Questions to answer:
(a) Reproduce word for word the passage of the sum-of-digits paper summary starting at "This paper establishes" and ending at "for base-$b$ integers.".
(b) List every item that appears under the Findings heading in the sum-of-digits paper summary.

Selected text:
================================

A central limit theorem for the variation of the sum of digits

TL;DR

This paper establishes a central limit theorem for the variation of the sum-of-digits function in base $b$, showing that as the number of blocks in the expansion of an integer grows, the distribution converges to a normal law.

Contribution

It introduces a probabilistic framework and proves a CLT for the sum-of-digits variation, including convergence speed estimates, for base-$b$ integers.

Findings

Distribution of sum-of-digits variation converges to normal law

Asymptotic behavior analyzed via block decomposition of integer expansions

Provides estimates for the rate of convergence to the normal distribution

Abstract

We prove a Central Limit Theorem for probability measures defined via the variation of the sum-of-digits function, in base $b\ge 2$. For $r\ge 0$ and $d \in \mathbb{Z}$, we consider $\mu^{(r)}(d)$ as the density of integers $n\in \mathbb{N}$ for which the sum of digits increases by $d$ when we add $r$ to $n$. We give a probabilistic interpretation of $\mu^{(r)}$ on the probability space given by the group of $b$-adic integers equipped with the normalized Haar measure. We split the base-$b$ expansion of the integer $r$ into so-called "blocks", and we consider the asymptotic behaviour of $\mu^{(r)}$ as the number of blocks goes to infinity. We show that, up to renormalization, $\mu^{(r)}$ converges to the standard normal law as the number of blocks of $r$ grows to infinity. We provide an estimate of the speed of convergence. The proof relies, in particular, on a $\phi$-mixing process defined on the $b$-adic integers.

================================

Data under study:
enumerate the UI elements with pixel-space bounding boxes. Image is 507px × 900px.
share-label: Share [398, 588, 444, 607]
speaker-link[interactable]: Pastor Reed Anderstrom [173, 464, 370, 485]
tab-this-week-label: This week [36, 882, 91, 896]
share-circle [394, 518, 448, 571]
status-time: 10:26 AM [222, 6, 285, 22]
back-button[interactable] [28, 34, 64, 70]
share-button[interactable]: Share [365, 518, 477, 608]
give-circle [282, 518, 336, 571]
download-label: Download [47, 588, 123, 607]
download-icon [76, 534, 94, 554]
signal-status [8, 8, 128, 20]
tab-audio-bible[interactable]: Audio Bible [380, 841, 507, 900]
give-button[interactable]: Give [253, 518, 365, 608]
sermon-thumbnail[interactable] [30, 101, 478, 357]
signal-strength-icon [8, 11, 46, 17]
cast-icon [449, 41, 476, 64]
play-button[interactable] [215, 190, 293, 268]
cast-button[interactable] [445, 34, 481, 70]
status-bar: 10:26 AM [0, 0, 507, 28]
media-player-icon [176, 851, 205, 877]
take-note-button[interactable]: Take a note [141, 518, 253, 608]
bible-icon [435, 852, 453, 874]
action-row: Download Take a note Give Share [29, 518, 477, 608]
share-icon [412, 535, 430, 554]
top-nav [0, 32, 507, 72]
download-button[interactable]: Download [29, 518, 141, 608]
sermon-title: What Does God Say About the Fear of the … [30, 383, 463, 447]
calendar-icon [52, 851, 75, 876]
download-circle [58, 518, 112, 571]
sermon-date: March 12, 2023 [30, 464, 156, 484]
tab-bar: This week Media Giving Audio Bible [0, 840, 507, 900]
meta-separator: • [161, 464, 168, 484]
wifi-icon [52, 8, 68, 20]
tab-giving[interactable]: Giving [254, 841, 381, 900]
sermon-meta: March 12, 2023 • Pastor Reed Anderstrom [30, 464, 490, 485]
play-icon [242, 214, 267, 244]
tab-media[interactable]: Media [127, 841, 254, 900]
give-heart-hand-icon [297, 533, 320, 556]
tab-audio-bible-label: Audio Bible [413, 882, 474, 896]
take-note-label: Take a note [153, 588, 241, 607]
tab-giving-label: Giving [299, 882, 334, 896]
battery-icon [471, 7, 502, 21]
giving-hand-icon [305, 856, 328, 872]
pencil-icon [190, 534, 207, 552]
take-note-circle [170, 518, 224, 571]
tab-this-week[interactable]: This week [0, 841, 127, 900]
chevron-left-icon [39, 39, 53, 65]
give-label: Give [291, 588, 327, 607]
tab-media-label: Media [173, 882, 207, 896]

================================

Responses by task:
(a)
This paper establishes a central limit theorem for the variation of the sum-of-digits function in base $b$, showing that as the number of blocks in the expansion of an integer grows, the distribution converges to a normal law.

Contribution

It introduces a probabilistic framework and proves a CLT for the sum-of-digits variation, including convergence speed estimates, for base-$b$ integers.

(b)
- Distribution of sum-of-digits variation converges to normal law
- Asymptotic behavior analyzed via block decomposition of integer expansions
- Provides estimates for the rate of convergence to the normal distribution